▶ [Instructions for the task] Return the listing word for word, as given.

====

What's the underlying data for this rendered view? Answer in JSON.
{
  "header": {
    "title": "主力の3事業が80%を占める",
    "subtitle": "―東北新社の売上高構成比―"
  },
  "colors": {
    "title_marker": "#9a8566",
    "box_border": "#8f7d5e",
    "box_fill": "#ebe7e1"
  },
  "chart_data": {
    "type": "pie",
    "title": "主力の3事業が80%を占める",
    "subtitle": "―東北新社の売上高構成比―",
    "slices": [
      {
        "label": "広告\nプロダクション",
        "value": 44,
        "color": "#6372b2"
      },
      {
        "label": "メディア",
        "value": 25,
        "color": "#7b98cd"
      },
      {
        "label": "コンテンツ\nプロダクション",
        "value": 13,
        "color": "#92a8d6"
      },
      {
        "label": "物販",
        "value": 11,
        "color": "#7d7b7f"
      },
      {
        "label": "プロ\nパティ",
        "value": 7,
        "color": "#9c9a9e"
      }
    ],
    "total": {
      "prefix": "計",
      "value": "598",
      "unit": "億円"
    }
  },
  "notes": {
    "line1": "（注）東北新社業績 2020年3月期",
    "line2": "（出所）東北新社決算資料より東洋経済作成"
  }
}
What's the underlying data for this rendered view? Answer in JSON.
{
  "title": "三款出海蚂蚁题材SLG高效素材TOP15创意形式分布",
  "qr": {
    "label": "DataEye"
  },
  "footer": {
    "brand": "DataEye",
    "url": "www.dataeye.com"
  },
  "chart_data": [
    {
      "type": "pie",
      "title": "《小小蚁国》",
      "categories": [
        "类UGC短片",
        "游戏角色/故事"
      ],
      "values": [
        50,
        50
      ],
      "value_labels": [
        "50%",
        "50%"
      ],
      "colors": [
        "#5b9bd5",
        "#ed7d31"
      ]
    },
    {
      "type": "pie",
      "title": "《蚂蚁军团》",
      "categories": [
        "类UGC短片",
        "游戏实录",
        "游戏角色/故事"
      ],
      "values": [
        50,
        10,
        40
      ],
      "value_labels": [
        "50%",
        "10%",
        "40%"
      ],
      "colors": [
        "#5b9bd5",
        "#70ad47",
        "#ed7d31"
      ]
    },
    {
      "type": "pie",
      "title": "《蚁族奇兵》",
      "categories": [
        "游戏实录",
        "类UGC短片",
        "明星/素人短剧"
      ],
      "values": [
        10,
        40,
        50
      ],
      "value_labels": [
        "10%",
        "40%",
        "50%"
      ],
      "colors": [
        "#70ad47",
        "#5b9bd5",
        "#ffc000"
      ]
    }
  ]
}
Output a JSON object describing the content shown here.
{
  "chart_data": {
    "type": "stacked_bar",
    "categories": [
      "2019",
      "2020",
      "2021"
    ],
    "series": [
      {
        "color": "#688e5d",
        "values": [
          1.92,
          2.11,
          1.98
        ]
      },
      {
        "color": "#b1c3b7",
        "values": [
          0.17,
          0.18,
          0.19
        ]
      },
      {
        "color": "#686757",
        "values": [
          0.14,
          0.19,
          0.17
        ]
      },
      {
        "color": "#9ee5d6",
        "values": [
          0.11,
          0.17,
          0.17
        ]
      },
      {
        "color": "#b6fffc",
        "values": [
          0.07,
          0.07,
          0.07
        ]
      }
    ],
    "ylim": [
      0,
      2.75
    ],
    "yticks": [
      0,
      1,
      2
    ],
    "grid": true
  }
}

====

▶ [The answer]
What's the underlying data for this rendered view? Answer in JSON.
{
  "header": {
    "title": "主力の3事業が80%を占める",
    "subtitle": "―東北新社の売上高構成比―"
  },
  "colors": {
    "title_marker": "#9a8566",
    "box_border": "#8f7d5e",
    "box_fill": "#ebe7e1"
  },
  "chart_data": {
    "type": "pie",
    "title": "主力の3事業が80%を占める",
    "subtitle": "―東北新社の売上高構成比―",
    "slices": [
      {
        "label": "広告\nプロダクション",
        "value": 44,
        "color": "#6372b2"
      },
      {
        "label": "メディア",
        "value": 25,
        "color": "#7b98cd"
      },
      {
        "label": "コンテンツ\nプロダクション",
        "value": 13,
        "color": "#92a8d6"
      },
      {
        "label": "物販",
        "value": 11,
        "color": "#7d7b7f"
      },
      {
        "label": "プロ\nパティ",
        "value": 7,
        "color": "#9c9a9e"
      }
    ],
    "total": {
      "prefix": "計",
      "value": "598",
      "unit": "億円"
    }
  },
  "notes": {
    "line1": "（注）東北新社業績 2020年3月期",
    "line2": "（出所）東北新社決算資料より東洋経済作成"
  }
}
What's the underlying data for this rendered view? Answer in JSON.
{
  "title": "三款出海蚂蚁题材SLG高效素材TOP15创意形式分布",
  "qr": {
    "label": "DataEye"
  },
  "footer": {
    "brand": "DataEye",
    "url": "www.dataeye.com"
  },
  "chart_data": [
    {
      "type": "pie",
      "title": "《小小蚁国》",
      "categories": [
        "类UGC短片",
        "游戏角色/故事"
      ],
      "values": [
        50,
        50
      ],
      "value_labels": [
        "50%",
        "50%"
      ],
      "colors": [
        "#5b9bd5",
        "#ed7d31"
      ]
    },
    {
      "type": "pie",
      "title": "《蚂蚁军团》",
      "categories": [
        "类UGC短片",
        "游戏实录",
        "游戏角色/故事"
      ],
      "values": [
        50,
        10,
        40
      ],
      "value_labels": [
        "50%",
        "10%",
        "40%"
      ],
      "colors": [
        "#5b9bd5",
        "#70ad47",
        "#ed7d31"
      ]
    },
    {
      "type": "pie",
      "title": "《蚁族奇兵》",
      "categories": [
        "游戏实录",
        "类UGC短片",
        "明星/素人短剧"
      ],
      "values": [
        10,
        40,
        50
      ],
      "value_labels": [
        "10%",
        "40%",
        "50%"
      ],
      "colors": [
        "#70ad47",
        "#5b9bd5",
        "#ffc000"
      ]
    }
  ]
}
Output a JSON object describing the content shown here.
{
  "chart_data": {
    "type": "stacked_bar",
    "categories": [
      "2019",
      "2020",
      "2021"
    ],
    "series": [
      {
        "color": "#688e5d",
        "values": [
          1.92,
          2.11,
          1.98
        ]
      },
      {
        "color": "#b1c3b7",
        "values": [
          0.17,
          0.18,
          0.19
        ]
      },
      {
        "color": "#686757",
        "values": [
          0.14,
          0.19,
          0.17
        ]
      },
      {
        "color": "#9ee5d6",
        "values": [
          0.11,
          0.17,
          0.17
        ]
      },
      {
        "color": "#b6fffc",
        "values": [
          0.07,
          0.07,
          0.07
        ]
      }
    ],
    "ylim": [
      0,
      2.75
    ],
    "yticks": [
      0,
      1,
      2
    ],
    "grid": true
  }
}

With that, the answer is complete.